What you need to do
Write out the listing beneath this instruction in its entirety, exactly as it reads.

Listed entries
+ + + + + + +

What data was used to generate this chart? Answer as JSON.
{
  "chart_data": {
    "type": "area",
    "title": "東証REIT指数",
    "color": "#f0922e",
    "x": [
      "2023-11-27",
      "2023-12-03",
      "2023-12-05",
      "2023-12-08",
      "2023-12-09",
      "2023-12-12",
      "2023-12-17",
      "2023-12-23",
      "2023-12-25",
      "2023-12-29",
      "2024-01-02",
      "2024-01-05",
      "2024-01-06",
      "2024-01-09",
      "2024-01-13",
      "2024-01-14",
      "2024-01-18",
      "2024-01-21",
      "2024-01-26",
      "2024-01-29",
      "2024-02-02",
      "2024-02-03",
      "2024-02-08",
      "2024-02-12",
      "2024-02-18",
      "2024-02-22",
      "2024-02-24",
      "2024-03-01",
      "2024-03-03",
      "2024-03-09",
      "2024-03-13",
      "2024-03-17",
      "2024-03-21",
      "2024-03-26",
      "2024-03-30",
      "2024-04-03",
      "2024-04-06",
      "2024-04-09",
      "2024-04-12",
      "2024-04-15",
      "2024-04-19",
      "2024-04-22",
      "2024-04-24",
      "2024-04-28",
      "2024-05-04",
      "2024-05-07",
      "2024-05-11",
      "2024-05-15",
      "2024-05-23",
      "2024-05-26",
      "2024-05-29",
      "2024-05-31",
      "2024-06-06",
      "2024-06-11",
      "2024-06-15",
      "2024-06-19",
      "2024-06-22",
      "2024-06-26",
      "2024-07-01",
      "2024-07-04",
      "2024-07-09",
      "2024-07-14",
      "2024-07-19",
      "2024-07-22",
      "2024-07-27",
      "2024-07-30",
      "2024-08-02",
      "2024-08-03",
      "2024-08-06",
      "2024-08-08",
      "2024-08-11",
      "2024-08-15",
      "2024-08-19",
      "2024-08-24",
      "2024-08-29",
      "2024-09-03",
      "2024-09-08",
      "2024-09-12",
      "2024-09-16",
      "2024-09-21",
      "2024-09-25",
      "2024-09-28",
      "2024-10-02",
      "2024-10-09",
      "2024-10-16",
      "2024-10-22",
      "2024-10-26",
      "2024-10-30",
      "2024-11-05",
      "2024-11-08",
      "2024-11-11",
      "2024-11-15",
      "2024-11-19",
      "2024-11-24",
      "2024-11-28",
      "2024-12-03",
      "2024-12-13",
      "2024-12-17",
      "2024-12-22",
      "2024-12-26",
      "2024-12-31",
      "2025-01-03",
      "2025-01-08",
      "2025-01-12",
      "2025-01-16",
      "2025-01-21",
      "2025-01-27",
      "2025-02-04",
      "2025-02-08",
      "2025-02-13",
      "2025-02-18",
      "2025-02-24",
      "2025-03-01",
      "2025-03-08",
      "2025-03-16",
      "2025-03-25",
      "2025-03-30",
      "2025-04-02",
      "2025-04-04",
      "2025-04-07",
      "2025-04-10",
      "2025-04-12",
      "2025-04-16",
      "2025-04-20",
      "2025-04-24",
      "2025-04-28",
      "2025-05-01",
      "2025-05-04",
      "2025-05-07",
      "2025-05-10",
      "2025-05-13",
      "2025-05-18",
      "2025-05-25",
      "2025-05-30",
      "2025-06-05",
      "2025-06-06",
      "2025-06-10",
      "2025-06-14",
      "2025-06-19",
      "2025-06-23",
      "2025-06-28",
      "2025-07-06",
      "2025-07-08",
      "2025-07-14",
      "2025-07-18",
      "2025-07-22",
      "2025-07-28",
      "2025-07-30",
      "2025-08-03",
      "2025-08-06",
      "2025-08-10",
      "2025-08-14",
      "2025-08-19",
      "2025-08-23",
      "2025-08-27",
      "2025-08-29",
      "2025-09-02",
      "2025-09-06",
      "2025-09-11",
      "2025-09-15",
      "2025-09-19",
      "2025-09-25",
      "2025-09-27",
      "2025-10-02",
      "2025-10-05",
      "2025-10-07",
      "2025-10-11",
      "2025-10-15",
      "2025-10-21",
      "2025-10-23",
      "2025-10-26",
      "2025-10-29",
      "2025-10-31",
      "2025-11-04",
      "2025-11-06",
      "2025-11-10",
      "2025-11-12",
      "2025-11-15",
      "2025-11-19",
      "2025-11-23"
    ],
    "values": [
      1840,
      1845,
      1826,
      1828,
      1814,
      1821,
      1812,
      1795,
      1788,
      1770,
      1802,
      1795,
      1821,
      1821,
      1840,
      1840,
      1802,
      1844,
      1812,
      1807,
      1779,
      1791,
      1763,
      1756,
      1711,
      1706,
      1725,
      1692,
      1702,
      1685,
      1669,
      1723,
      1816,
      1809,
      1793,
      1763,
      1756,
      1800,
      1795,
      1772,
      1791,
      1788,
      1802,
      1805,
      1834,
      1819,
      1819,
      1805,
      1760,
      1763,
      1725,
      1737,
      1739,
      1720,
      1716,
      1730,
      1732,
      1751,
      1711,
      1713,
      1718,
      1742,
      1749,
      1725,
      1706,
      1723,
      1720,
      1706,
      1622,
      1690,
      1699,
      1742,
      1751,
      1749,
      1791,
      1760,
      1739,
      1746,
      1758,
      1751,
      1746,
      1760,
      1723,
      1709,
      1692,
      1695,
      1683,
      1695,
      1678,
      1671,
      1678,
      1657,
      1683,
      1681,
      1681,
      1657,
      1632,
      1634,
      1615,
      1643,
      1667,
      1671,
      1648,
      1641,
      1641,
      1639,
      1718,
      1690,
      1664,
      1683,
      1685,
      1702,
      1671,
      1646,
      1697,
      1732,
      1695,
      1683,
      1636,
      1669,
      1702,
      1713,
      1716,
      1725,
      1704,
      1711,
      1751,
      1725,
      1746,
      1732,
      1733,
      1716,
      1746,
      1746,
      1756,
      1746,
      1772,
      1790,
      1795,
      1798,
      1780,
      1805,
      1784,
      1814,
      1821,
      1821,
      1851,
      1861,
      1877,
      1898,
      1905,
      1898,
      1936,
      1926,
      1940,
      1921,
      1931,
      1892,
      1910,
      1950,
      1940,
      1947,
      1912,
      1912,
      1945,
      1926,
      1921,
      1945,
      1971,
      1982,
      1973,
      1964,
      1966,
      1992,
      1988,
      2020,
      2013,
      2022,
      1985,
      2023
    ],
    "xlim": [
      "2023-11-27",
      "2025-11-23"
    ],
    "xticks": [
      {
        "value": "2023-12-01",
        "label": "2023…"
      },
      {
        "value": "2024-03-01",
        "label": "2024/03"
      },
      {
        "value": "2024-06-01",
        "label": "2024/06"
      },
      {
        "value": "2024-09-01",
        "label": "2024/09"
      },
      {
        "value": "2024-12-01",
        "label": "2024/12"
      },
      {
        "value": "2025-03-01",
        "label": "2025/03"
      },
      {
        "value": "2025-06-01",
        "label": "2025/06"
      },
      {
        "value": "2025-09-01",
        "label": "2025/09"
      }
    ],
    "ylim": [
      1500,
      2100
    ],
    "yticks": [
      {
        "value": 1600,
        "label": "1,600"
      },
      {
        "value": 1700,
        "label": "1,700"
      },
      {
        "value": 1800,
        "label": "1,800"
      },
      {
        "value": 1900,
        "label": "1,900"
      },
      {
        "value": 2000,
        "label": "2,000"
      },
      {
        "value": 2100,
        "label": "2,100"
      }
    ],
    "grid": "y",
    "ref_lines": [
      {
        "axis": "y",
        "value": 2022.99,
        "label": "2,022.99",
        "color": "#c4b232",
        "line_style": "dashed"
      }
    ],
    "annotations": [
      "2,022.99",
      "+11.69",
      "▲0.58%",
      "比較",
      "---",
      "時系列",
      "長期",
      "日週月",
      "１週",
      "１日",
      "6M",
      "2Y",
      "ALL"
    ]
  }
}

+ + + + + + +

Output
What data was used to generate this chart? Answer as JSON.
{
  "chart_data": {
    "type": "area",
    "title": "東証REIT指数",
    "color": "#f0922e",
    "x": [
      "2023-11-27",
      "2023-12-03",
      "2023-12-05",
      "2023-12-08",
      "2023-12-09",
      "2023-12-12",
      "2023-12-17",
      "2023-12-23",
      "2023-12-25",
      "2023-12-29",
      "2024-01-02",
      "2024-01-05",
      "2024-01-06",
      "2024-01-09",
      "2024-01-13",
      "2024-01-14",
      "2024-01-18",
      "2024-01-21",
      "2024-01-26",
      "2024-01-29",
      "2024-02-02",
      "2024-02-03",
      "2024-02-08",
      "2024-02-12",
      "2024-02-18",
      "2024-02-22",
      "2024-02-24",
      "2024-03-01",
      "2024-03-03",
      "2024-03-09",
      "2024-03-13",
      "2024-03-17",
      "2024-03-21",
      "2024-03-26",
      "2024-03-30",
      "2024-04-03",
      "2024-04-06",
      "2024-04-09",
      "2024-04-12",
      "2024-04-15",
      "2024-04-19",
      "2024-04-22",
      "2024-04-24",
      "2024-04-28",
      "2024-05-04",
      "2024-05-07",
      "2024-05-11",
      "2024-05-15",
      "2024-05-23",
      "2024-05-26",
      "2024-05-29",
      "2024-05-31",
      "2024-06-06",
      "2024-06-11",
      "2024-06-15",
      "2024-06-19",
      "2024-06-22",
      "2024-06-26",
      "2024-07-01",
      "2024-07-04",
      "2024-07-09",
      "2024-07-14",
      "2024-07-19",
      "2024-07-22",
      "2024-07-27",
      "2024-07-30",
      "2024-08-02",
      "2024-08-03",
      "2024-08-06",
      "2024-08-08",
      "2024-08-11",
      "2024-08-15",
      "2024-08-19",
      "2024-08-24",
      "2024-08-29",
      "2024-09-03",
      "2024-09-08",
      "2024-09-12",
      "2024-09-16",
      "2024-09-21",
      "2024-09-25",
      "2024-09-28",
      "2024-10-02",
      "2024-10-09",
      "2024-10-16",
      "2024-10-22",
      "2024-10-26",
      "2024-10-30",
      "2024-11-05",
      "2024-11-08",
      "2024-11-11",
      "2024-11-15",
      "2024-11-19",
      "2024-11-24",
      "2024-11-28",
      "2024-12-03",
      "2024-12-13",
      "2024-12-17",
      "2024-12-22",
      "2024-12-26",
      "2024-12-31",
      "2025-01-03",
      "2025-01-08",
      "2025-01-12",
      "2025-01-16",
      "2025-01-21",
      "2025-01-27",
      "2025-02-04",
      "2025-02-08",
      "2025-02-13",
      "2025-02-18",
      "2025-02-24",
      "2025-03-01",
      "2025-03-08",
      "2025-03-16",
      "2025-03-25",
      "2025-03-30",
      "2025-04-02",
      "2025-04-04",
      "2025-04-07",
      "2025-04-10",
      "2025-04-12",
      "2025-04-16",
      "2025-04-20",
      "2025-04-24",
      "2025-04-28",
      "2025-05-01",
      "2025-05-04",
      "2025-05-07",
      "2025-05-10",
      "2025-05-13",
      "2025-05-18",
      "2025-05-25",
      "2025-05-30",
      "2025-06-05",
      "2025-06-06",
      "2025-06-10",
      "2025-06-14",
      "2025-06-19",
      "2025-06-23",
      "2025-06-28",
      "2025-07-06",
      "2025-07-08",
      "2025-07-14",
      "2025-07-18",
      "2025-07-22",
      "2025-07-28",
      "2025-07-30",
      "2025-08-03",
      "2025-08-06",
      "2025-08-10",
      "2025-08-14",
      "2025-08-19",
      "2025-08-23",
      "2025-08-27",
      "2025-08-29",
      "2025-09-02",
      "2025-09-06",
      "2025-09-11",
      "2025-09-15",
      "2025-09-19",
      "2025-09-25",
      "2025-09-27",
      "2025-10-02",
      "2025-10-05",
      "2025-10-07",
      "2025-10-11",
      "2025-10-15",
      "2025-10-21",
      "2025-10-23",
      "2025-10-26",
      "2025-10-29",
      "2025-10-31",
      "2025-11-04",
      "2025-11-06",
      "2025-11-10",
      "2025-11-12",
      "2025-11-15",
      "2025-11-19",
      "2025-11-23"
    ],
    "values": [
      1840,
      1845,
      1826,
      1828,
      1814,
      1821,
      1812,
      1795,
      1788,
      1770,
      1802,
      1795,
      1821,
      1821,
      1840,
      1840,
      1802,
      1844,
      1812,
      1807,
      1779,
      1791,
      1763,
      1756,
      1711,
      1706,
      1725,
      1692,
      1702,
      1685,
      1669,
      1723,
      1816,
      1809,
      1793,
      1763,
      1756,
      1800,
      1795,
      1772,
      1791,
      1788,
      1802,
      1805,
      1834,
      1819,
      1819,
      1805,
      1760,
      1763,
      1725,
      1737,
      1739,
      1720,
      1716,
      1730,
      1732,
      1751,
      1711,
      1713,
      1718,
      1742,
      1749,
      1725,
      1706,
      1723,
      1720,
      1706,
      1622,
      1690,
      1699,
      1742,
      1751,
      1749,
      1791,
      1760,
      1739,
      1746,
      1758,
      1751,
      1746,
      1760,
      1723,
      1709,
      1692,
      1695,
      1683,
      1695,
      1678,
      1671,
      1678,
      1657,
      1683,
      1681,
      1681,
      1657,
      1632,
      1634,
      1615,
      1643,
      1667,
      1671,
      1648,
      1641,
      1641,
      1639,
      1718,
      1690,
      1664,
      1683,
      1685,
      1702,
      1671,
      1646,
      1697,
      1732,
      1695,
      1683,
      1636,
      1669,
      1702,
      1713,
      1716,
      1725,
      1704,
      1711,
      1751,
      1725,
      1746,
      1732,
      1733,
      1716,
      1746,
      1746,
      1756,
      1746,
      1772,
      1790,
      1795,
      1798,
      1780,
      1805,
      1784,
      1814,
      1821,
      1821,
      1851,
      1861,
      1877,
      1898,
      1905,
      1898,
      1936,
      1926,
      1940,
      1921,
      1931,
      1892,
      1910,
      1950,
      1940,
      1947,
      1912,
      1912,
      1945,
      1926,
      1921,
      1945,
      1971,
      1982,
      1973,
      1964,
      1966,
      1992,
      1988,
      2020,
      2013,
      2022,
      1985,
      2023
    ],
    "xlim": [
      "2023-11-27",
      "2025-11-23"
    ],
    "xticks": [
      {
        "value": "2023-12-01",
        "label": "2023…"
      },
      {
        "value": "2024-03-01",
        "label": "2024/03"
      },
      {
        "value": "2024-06-01",
        "label": "2024/06"
      },
      {
        "value": "2024-09-01",
        "label": "2024/09"
      },
      {
        "value": "2024-12-01",
        "label": "2024/12"
      },
      {
        "value": "2025-03-01",
        "label": "2025/03"
      },
      {
        "value": "2025-06-01",
        "label": "2025/06"
      },
      {
        "value": "2025-09-01",
        "label": "2025/09"
      }
    ],
    "ylim": [
      1500,
      2100
    ],
    "yticks": [
      {
        "value": 1600,
        "label": "1,600"
      },
      {
        "value": 1700,
        "label": "1,700"
      },
      {
        "value": 1800,
        "label": "1,800"
      },
      {
        "value": 1900,
        "label": "1,900"
      },
      {
        "value": 2000,
        "label": "2,000"
      },
      {
        "value": 2100,
        "label": "2,100"
      }
    ],
    "grid": "y",
    "ref_lines": [
      {
        "axis": "y",
        "value": 2022.99,
        "label": "2,022.99",
        "color": "#c4b232",
        "line_style": "dashed"
      }
    ],
    "annotations": [
      "2,022.99",
      "+11.69",
      "▲0.58%",
      "比較",
      "---",
      "時系列",
      "長期",
      "日週月",
      "１週",
      "１日",
      "6M",
      "2Y",
      "ALL"
    ]
  }
}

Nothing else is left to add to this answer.